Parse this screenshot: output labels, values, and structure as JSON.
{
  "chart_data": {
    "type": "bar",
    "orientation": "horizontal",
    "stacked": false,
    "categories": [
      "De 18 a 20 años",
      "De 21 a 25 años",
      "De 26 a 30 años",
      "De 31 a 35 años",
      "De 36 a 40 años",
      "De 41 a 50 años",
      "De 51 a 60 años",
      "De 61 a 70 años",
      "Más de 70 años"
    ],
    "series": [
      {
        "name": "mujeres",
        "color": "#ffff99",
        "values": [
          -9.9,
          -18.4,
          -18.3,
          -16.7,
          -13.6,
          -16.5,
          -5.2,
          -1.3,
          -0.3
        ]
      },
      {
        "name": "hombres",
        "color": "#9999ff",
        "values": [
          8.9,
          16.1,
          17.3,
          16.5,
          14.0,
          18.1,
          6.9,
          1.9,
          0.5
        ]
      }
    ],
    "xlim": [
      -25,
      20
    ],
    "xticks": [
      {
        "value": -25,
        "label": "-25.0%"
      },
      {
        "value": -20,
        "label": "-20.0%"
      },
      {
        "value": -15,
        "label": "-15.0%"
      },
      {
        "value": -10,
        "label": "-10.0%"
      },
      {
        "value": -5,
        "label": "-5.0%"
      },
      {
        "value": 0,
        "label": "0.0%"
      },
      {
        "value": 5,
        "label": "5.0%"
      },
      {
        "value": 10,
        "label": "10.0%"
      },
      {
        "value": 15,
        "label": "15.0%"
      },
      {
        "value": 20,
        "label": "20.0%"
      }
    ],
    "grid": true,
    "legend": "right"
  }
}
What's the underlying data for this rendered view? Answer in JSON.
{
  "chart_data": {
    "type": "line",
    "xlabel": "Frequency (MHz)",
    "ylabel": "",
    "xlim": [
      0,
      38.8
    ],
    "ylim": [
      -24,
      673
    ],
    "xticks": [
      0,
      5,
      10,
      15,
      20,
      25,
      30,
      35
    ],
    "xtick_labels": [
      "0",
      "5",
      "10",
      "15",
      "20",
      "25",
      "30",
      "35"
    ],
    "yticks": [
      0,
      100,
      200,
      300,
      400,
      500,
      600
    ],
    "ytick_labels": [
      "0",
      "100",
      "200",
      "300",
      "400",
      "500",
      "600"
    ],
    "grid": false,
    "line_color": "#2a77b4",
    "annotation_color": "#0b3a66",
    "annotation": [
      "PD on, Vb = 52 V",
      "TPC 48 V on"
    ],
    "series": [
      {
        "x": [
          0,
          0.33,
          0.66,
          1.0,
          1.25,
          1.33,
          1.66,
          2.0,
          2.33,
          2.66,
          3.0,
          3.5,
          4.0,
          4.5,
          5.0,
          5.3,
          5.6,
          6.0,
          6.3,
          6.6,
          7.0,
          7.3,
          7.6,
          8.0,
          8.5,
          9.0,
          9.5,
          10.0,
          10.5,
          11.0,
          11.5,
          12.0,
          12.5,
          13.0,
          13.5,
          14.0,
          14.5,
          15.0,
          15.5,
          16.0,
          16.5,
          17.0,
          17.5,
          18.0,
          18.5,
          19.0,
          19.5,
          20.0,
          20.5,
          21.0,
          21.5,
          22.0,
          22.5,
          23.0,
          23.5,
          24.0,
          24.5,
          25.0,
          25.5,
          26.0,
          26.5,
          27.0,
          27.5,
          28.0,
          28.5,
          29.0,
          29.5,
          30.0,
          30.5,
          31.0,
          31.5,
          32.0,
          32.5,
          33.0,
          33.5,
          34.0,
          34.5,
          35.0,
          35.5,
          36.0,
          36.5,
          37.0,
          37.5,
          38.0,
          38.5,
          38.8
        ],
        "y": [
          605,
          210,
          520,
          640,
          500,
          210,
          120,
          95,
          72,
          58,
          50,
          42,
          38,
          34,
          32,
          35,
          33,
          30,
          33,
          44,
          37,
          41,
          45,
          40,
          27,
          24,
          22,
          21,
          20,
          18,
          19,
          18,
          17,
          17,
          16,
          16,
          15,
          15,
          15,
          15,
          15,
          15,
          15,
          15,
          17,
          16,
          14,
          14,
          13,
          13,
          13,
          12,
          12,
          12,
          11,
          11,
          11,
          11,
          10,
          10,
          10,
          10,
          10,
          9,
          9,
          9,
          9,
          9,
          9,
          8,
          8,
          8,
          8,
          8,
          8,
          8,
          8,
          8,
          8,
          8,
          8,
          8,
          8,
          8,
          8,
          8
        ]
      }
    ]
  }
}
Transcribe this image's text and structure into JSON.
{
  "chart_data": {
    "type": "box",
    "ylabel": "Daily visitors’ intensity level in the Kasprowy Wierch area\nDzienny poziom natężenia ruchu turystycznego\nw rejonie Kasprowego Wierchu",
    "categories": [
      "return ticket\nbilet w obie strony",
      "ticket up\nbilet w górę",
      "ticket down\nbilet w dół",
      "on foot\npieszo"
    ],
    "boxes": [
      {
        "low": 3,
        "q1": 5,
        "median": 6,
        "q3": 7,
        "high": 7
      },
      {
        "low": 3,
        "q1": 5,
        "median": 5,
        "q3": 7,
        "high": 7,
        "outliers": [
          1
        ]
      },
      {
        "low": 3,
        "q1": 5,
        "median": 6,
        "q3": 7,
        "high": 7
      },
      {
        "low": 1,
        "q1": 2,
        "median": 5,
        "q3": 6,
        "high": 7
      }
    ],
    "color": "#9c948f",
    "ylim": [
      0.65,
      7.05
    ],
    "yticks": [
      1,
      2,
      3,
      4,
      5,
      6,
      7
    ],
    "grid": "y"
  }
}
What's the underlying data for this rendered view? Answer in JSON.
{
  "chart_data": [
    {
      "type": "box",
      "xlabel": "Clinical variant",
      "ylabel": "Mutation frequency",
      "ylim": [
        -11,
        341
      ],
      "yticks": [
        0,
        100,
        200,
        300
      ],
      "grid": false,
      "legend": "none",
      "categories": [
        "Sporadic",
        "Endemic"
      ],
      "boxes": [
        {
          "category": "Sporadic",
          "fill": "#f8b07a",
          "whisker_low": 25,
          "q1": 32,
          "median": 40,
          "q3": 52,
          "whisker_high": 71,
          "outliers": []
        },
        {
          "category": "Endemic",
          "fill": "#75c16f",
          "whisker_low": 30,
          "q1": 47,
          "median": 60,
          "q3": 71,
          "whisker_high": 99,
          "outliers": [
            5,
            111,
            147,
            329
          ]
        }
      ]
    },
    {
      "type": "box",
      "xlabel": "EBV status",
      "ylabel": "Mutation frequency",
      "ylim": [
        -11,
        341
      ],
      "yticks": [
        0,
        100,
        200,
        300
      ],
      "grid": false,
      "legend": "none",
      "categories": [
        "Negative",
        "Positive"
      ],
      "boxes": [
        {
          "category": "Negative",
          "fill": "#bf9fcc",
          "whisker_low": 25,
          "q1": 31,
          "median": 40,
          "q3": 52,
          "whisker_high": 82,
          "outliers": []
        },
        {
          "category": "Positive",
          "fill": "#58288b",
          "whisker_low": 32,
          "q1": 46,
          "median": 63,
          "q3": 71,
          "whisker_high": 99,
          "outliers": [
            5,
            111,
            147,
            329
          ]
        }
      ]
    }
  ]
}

* _What the exercise asks_
Each of the records should be retyped exactly.

* _Task result_
Parse this screenshot: output labels, values, and structure as JSON.
{
  "chart_data": {
    "type": "bar",
    "orientation": "horizontal",
    "stacked": false,
    "categories": [
      "De 18 a 20 años",
      "De 21 a 25 años",
      "De 26 a 30 años",
      "De 31 a 35 años",
      "De 36 a 40 años",
      "De 41 a 50 años",
      "De 51 a 60 años",
      "De 61 a 70 años",
      "Más de 70 años"
    ],
    "series": [
      {
        "name": "mujeres",
        "color": "#ffff99",
        "values": [
          -9.9,
          -18.4,
          -18.3,
          -16.7,
          -13.6,
          -16.5,
          -5.2,
          -1.3,
          -0.3
        ]
      },
      {
        "name": "hombres",
        "color": "#9999ff",
        "values": [
          8.9,
          16.1,
          17.3,
          16.5,
          14.0,
          18.1,
          6.9,
          1.9,
          0.5
        ]
      }
    ],
    "xlim": [
      -25,
      20
    ],
    "xticks": [
      {
        "value": -25,
        "label": "-25.0%"
      },
      {
        "value": -20,
        "label": "-20.0%"
      },
      {
        "value": -15,
        "label": "-15.0%"
      },
      {
        "value": -10,
        "label": "-10.0%"
      },
      {
        "value": -5,
        "label": "-5.0%"
      },
      {
        "value": 0,
        "label": "0.0%"
      },
      {
        "value": 5,
        "label": "5.0%"
      },
      {
        "value": 10,
        "label": "10.0%"
      },
      {
        "value": 15,
        "label": "15.0%"
      },
      {
        "value": 20,
        "label": "20.0%"
      }
    ],
    "grid": true,
    "legend": "right"
  }
}
What's the underlying data for this rendered view? Answer in JSON.
{
  "chart_data": {
    "type": "line",
    "xlabel": "Frequency (MHz)",
    "ylabel": "",
    "xlim": [
      0,
      38.8
    ],
    "ylim": [
      -24,
      673
    ],
    "xticks": [
      0,
      5,
      10,
      15,
      20,
      25,
      30,
      35
    ],
    "xtick_labels": [
      "0",
      "5",
      "10",
      "15",
      "20",
      "25",
      "30",
      "35"
    ],
    "yticks": [
      0,
      100,
      200,
      300,
      400,
      500,
      600
    ],
    "ytick_labels": [
      "0",
      "100",
      "200",
      "300",
      "400",
      "500",
      "600"
    ],
    "grid": false,
    "line_color": "#2a77b4",
    "annotation_color": "#0b3a66",
    "annotation": [
      "PD on, Vb = 52 V",
      "TPC 48 V on"
    ],
    "series": [
      {
        "x": [
          0,
          0.33,
          0.66,
          1.0,
          1.25,
          1.33,
          1.66,
          2.0,
          2.33,
          2.66,
          3.0,
          3.5,
          4.0,
          4.5,
          5.0,
          5.3,
          5.6,
          6.0,
          6.3,
          6.6,
          7.0,
          7.3,
          7.6,
          8.0,
          8.5,
          9.0,
          9.5,
          10.0,
          10.5,
          11.0,
          11.5,
          12.0,
          12.5,
          13.0,
          13.5,
          14.0,
          14.5,
          15.0,
          15.5,
          16.0,
          16.5,
          17.0,
          17.5,
          18.0,
          18.5,
          19.0,
          19.5,
          20.0,
          20.5,
          21.0,
          21.5,
          22.0,
          22.5,
          23.0,
          23.5,
          24.0,
          24.5,
          25.0,
          25.5,
          26.0,
          26.5,
          27.0,
          27.5,
          28.0,
          28.5,
          29.0,
          29.5,
          30.0,
          30.5,
          31.0,
          31.5,
          32.0,
          32.5,
          33.0,
          33.5,
          34.0,
          34.5,
          35.0,
          35.5,
          36.0,
          36.5,
          37.0,
          37.5,
          38.0,
          38.5,
          38.8
        ],
        "y": [
          605,
          210,
          520,
          640,
          500,
          210,
          120,
          95,
          72,
          58,
          50,
          42,
          38,
          34,
          32,
          35,
          33,
          30,
          33,
          44,
          37,
          41,
          45,
          40,
          27,
          24,
          22,
          21,
          20,
          18,
          19,
          18,
          17,
          17,
          16,
          16,
          15,
          15,
          15,
          15,
          15,
          15,
          15,
          15,
          17,
          16,
          14,
          14,
          13,
          13,
          13,
          12,
          12,
          12,
          11,
          11,
          11,
          11,
          10,
          10,
          10,
          10,
          10,
          9,
          9,
          9,
          9,
          9,
          9,
          8,
          8,
          8,
          8,
          8,
          8,
          8,
          8,
          8,
          8,
          8,
          8,
          8,
          8,
          8,
          8,
          8
        ]
      }
    ]
  }
}
Transcribe this image's text and structure into JSON.
{
  "chart_data": {
    "type": "box",
    "ylabel": "Daily visitors’ intensity level in the Kasprowy Wierch area\nDzienny poziom natężenia ruchu turystycznego\nw rejonie Kasprowego Wierchu",
    "categories": [
      "return ticket\nbilet w obie strony",
      "ticket up\nbilet w górę",
      "ticket down\nbilet w dół",
      "on foot\npieszo"
    ],
    "boxes": [
      {
        "low": 3,
        "q1": 5,
        "median": 6,
        "q3": 7,
        "high": 7
      },
      {
        "low": 3,
        "q1": 5,
        "median": 5,
        "q3": 7,
        "high": 7,
        "outliers": [
          1
        ]
      },
      {
        "low": 3,
        "q1": 5,
        "median": 6,
        "q3": 7,
        "high": 7
      },
      {
        "low": 1,
        "q1": 2,
        "median": 5,
        "q3": 6,
        "high": 7
      }
    ],
    "color": "#9c948f",
    "ylim": [
      0.65,
      7.05
    ],
    "yticks": [
      1,
      2,
      3,
      4,
      5,
      6,
      7
    ],
    "grid": "y"
  }
}
What's the underlying data for this rendered view? Answer in JSON.
{
  "chart_data": [
    {
      "type": "box",
      "xlabel": "Clinical variant",
      "ylabel": "Mutation frequency",
      "ylim": [
        -11,
        341
      ],
      "yticks": [
        0,
        100,
        200,
        300
      ],
      "grid": false,
      "legend": "none",
      "categories": [
        "Sporadic",
        "Endemic"
      ],
      "boxes": [
        {
          "category": "Sporadic",
          "fill": "#f8b07a",
          "whisker_low": 25,
          "q1": 32,
          "median": 40,
          "q3": 52,
          "whisker_high": 71,
          "outliers": []
        },
        {
          "category": "Endemic",
          "fill": "#75c16f",
          "whisker_low": 30,
          "q1": 47,
          "median": 60,
          "q3": 71,
          "whisker_high": 99,
          "outliers": [
            5,
            111,
            147,
            329
          ]
        }
      ]
    },
    {
      "type": "box",
      "xlabel": "EBV status",
      "ylabel": "Mutation frequency",
      "ylim": [
        -11,
        341
      ],
      "yticks": [
        0,
        100,
        200,
        300
      ],
      "grid": false,
      "legend": "none",
      "categories": [
        "Negative",
        "Positive"
      ],
      "boxes": [
        {
          "category": "Negative",
          "fill": "#bf9fcc",
          "whisker_low": 25,
          "q1": 31,
          "median": 40,
          "q3": 52,
          "whisker_high": 82,
          "outliers": []
        },
        {
          "category": "Positive",
          "fill": "#58288b",
          "whisker_low": 32,
          "q1": 46,
          "median": 63,
          "q3": 71,
          "whisker_high": 99,
          "outliers": [
            5,
            111,
            147,
            329
          ]
        }
      ]
    }
  ]
}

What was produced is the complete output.